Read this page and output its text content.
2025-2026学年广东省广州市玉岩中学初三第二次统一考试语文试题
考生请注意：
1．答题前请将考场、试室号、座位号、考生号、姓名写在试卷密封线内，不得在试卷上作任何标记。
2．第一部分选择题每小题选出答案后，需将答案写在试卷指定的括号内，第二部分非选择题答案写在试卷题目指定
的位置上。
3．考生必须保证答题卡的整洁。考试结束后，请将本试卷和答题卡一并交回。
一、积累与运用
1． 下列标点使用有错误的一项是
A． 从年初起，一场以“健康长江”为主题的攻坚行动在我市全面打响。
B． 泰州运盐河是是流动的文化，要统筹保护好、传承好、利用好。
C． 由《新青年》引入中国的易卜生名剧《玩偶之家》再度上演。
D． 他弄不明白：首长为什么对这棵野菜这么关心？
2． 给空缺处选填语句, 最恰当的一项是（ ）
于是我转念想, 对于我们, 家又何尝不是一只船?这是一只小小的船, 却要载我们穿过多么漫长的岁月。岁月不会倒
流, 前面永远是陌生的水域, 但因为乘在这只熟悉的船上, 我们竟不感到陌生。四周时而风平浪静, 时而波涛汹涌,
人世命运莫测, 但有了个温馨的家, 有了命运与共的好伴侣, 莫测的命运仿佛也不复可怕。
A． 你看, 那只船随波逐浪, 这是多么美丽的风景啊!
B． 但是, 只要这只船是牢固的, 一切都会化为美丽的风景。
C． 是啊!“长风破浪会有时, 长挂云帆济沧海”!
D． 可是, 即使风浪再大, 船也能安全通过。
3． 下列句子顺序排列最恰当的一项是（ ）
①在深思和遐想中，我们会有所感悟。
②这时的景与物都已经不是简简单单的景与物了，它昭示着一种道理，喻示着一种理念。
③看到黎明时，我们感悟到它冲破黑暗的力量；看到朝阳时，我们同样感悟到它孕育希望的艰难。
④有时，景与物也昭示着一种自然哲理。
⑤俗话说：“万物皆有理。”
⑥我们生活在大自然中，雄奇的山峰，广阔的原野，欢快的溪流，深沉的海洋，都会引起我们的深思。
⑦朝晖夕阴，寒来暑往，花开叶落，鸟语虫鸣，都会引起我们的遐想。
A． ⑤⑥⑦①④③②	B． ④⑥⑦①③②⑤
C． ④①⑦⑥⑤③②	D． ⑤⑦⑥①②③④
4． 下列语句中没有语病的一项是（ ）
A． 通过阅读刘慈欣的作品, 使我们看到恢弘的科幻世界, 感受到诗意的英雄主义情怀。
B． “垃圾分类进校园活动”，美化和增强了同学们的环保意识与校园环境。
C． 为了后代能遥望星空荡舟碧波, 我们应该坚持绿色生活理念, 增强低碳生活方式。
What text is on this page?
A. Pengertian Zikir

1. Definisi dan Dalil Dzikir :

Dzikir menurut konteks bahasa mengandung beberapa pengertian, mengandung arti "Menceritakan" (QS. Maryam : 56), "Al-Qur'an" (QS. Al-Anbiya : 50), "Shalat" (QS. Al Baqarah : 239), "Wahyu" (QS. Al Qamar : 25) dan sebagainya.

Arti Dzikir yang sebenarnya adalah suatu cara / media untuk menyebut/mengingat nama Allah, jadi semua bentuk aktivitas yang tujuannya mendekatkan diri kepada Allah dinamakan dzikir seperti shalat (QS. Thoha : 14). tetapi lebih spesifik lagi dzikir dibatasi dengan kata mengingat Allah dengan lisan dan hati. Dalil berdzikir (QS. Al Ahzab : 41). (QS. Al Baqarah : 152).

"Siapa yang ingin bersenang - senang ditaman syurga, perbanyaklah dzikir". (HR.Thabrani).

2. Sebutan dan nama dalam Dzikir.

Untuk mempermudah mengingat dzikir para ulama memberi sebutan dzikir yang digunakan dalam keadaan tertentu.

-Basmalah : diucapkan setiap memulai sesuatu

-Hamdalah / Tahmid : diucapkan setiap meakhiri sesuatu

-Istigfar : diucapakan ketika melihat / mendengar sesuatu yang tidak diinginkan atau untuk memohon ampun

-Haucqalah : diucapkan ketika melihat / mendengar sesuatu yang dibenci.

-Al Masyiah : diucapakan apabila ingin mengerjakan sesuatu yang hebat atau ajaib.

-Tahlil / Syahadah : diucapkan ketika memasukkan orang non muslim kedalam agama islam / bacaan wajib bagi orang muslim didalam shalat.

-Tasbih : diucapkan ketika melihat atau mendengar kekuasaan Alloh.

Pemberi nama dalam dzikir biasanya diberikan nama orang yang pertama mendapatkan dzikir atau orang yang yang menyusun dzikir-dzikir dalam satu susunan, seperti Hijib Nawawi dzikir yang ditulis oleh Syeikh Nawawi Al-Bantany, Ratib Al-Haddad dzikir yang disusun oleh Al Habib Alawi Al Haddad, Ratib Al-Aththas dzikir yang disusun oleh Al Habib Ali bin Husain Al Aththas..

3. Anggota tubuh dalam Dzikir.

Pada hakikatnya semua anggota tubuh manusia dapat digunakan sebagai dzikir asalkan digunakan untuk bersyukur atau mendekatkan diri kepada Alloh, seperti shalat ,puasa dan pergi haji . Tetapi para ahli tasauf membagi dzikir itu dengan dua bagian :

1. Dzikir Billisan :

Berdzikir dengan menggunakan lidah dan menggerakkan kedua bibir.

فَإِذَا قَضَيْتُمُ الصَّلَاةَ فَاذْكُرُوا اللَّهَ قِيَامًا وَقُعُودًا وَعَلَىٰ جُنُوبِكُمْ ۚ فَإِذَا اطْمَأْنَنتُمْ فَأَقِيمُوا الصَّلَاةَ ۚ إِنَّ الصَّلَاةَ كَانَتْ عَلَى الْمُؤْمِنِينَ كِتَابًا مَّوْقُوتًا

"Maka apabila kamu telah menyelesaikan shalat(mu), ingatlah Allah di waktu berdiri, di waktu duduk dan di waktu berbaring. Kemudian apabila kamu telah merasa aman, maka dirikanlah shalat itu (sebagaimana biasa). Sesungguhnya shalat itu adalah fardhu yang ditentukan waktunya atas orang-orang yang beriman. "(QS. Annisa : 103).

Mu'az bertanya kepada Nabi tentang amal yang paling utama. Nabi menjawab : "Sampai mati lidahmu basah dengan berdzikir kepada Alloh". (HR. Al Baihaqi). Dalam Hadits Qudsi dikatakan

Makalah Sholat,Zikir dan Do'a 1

============================================================

### Problem to solve
Retype the data in full and match it exactly.

### Task result
Read this page and output its text content.
2025-2026学年广东省广州市玉岩中学初三第二次统一考试语文试题
考生请注意：
1．答题前请将考场、试室号、座位号、考生号、姓名写在试卷密封线内，不得在试卷上作任何标记。
2．第一部分选择题每小题选出答案后，需将答案写在试卷指定的括号内，第二部分非选择题答案写在试卷题目指定
的位置上。
3．考生必须保证答题卡的整洁。考试结束后，请将本试卷和答题卡一并交回。
一、积累与运用
1． 下列标点使用有错误的一项是
A． 从年初起，一场以“健康长江”为主题的攻坚行动在我市全面打响。
B． 泰州运盐河是是流动的文化，要统筹保护好、传承好、利用好。
C． 由《新青年》引入中国的易卜生名剧《玩偶之家》再度上演。
D． 他弄不明白：首长为什么对这棵野菜这么关心？
2． 给空缺处选填语句, 最恰当的一项是（ ）
于是我转念想, 对于我们, 家又何尝不是一只船?这是一只小小的船, 却要载我们穿过多么漫长的岁月。岁月不会倒
流, 前面永远是陌生的水域, 但因为乘在这只熟悉的船上, 我们竟不感到陌生。四周时而风平浪静, 时而波涛汹涌,
人世命运莫测, 但有了个温馨的家, 有了命运与共的好伴侣, 莫测的命运仿佛也不复可怕。
A． 你看, 那只船随波逐浪, 这是多么美丽的风景啊!
B． 但是, 只要这只船是牢固的, 一切都会化为美丽的风景。
C． 是啊!“长风破浪会有时, 长挂云帆济沧海”!
D． 可是, 即使风浪再大, 船也能安全通过。
3． 下列句子顺序排列最恰当的一项是（ ）
①在深思和遐想中，我们会有所感悟。
②这时的景与物都已经不是简简单单的景与物了，它昭示着一种道理，喻示着一种理念。
③看到黎明时，我们感悟到它冲破黑暗的力量；看到朝阳时，我们同样感悟到它孕育希望的艰难。
④有时，景与物也昭示着一种自然哲理。
⑤俗话说：“万物皆有理。”
⑥我们生活在大自然中，雄奇的山峰，广阔的原野，欢快的溪流，深沉的海洋，都会引起我们的深思。
⑦朝晖夕阴，寒来暑往，花开叶落，鸟语虫鸣，都会引起我们的遐想。
A． ⑤⑥⑦①④③②	B． ④⑥⑦①③②⑤
C． ④①⑦⑥⑤③②	D． ⑤⑦⑥①②③④
4． 下列语句中没有语病的一项是（ ）
A． 通过阅读刘慈欣的作品, 使我们看到恢弘的科幻世界, 感受到诗意的英雄主义情怀。
B． “垃圾分类进校园活动”，美化和增强了同学们的环保意识与校园环境。
C． 为了后代能遥望星空荡舟碧波, 我们应该坚持绿色生活理念, 增强低碳生活方式。
What text is on this page?
A. Pengertian Zikir

1. Definisi dan Dalil Dzikir :

Dzikir menurut konteks bahasa mengandung beberapa pengertian, mengandung arti "Menceritakan" (QS. Maryam : 56), "Al-Qur'an" (QS. Al-Anbiya : 50), "Shalat" (QS. Al Baqarah : 239), "Wahyu" (QS. Al Qamar : 25) dan sebagainya.

Arti Dzikir yang sebenarnya adalah suatu cara / media untuk menyebut/mengingat nama Allah, jadi semua bentuk aktivitas yang tujuannya mendekatkan diri kepada Allah dinamakan dzikir seperti shalat (QS. Thoha : 14). tetapi lebih spesifik lagi dzikir dibatasi dengan kata mengingat Allah dengan lisan dan hati. Dalil berdzikir (QS. Al Ahzab : 41). (QS. Al Baqarah : 152).

"Siapa yang ingin bersenang - senang ditaman syurga, perbanyaklah dzikir". (HR.Thabrani).

2. Sebutan dan nama dalam Dzikir.

Untuk mempermudah mengingat dzikir para ulama memberi sebutan dzikir yang digunakan dalam keadaan tertentu.

-Basmalah : diucapkan setiap memulai sesuatu

-Hamdalah / Tahmid : diucapkan setiap meakhiri sesuatu

-Istigfar : diucapakan ketika melihat / mendengar sesuatu yang tidak diinginkan atau untuk memohon ampun

-Haucqalah : diucapkan ketika melihat / mendengar sesuatu yang dibenci.

-Al Masyiah : diucapakan apabila ingin mengerjakan sesuatu yang hebat atau ajaib.

-Tahlil / Syahadah : diucapkan ketika memasukkan orang non muslim kedalam agama islam / bacaan wajib bagi orang muslim didalam shalat.

-Tasbih : diucapkan ketika melihat atau mendengar kekuasaan Alloh.

Pemberi nama dalam dzikir biasanya diberikan nama orang yang pertama mendapatkan dzikir atau orang yang yang menyusun dzikir-dzikir dalam satu susunan, seperti Hijib Nawawi dzikir yang ditulis oleh Syeikh Nawawi Al-Bantany, Ratib Al-Haddad dzikir yang disusun oleh Al Habib Alawi Al Haddad, Ratib Al-Aththas dzikir yang disusun oleh Al Habib Ali bin Husain Al Aththas..

3. Anggota tubuh dalam Dzikir.

Pada hakikatnya semua anggota tubuh manusia dapat digunakan sebagai dzikir asalkan digunakan untuk bersyukur atau mendekatkan diri kepada Alloh, seperti shalat ,puasa dan pergi haji . Tetapi para ahli tasauf membagi dzikir itu dengan dua bagian :

1. Dzikir Billisan :

Berdzikir dengan menggunakan lidah dan menggerakkan kedua bibir.

فَإِذَا قَضَيْتُمُ الصَّلَاةَ فَاذْكُرُوا اللَّهَ قِيَامًا وَقُعُودًا وَعَلَىٰ جُنُوبِكُمْ ۚ فَإِذَا اطْمَأْنَنتُمْ فَأَقِيمُوا الصَّلَاةَ ۚ إِنَّ الصَّلَاةَ كَانَتْ عَلَى الْمُؤْمِنِينَ كِتَابًا مَّوْقُوتًا

"Maka apabila kamu telah menyelesaikan shalat(mu), ingatlah Allah di waktu berdiri, di waktu duduk dan di waktu berbaring. Kemudian apabila kamu telah merasa aman, maka dirikanlah shalat itu (sebagaimana biasa). Sesungguhnya shalat itu adalah fardhu yang ditentukan waktunya atas orang-orang yang beriman. "(QS. Annisa : 103).

Mu'az bertanya kepada Nabi tentang amal yang paling utama. Nabi menjawab : "Sampai mati lidahmu basah dengan berdzikir kepada Alloh". (HR. Al Baihaqi). Dalam Hadits Qudsi dikatakan

Makalah Sholat,Zikir dan Do'a 1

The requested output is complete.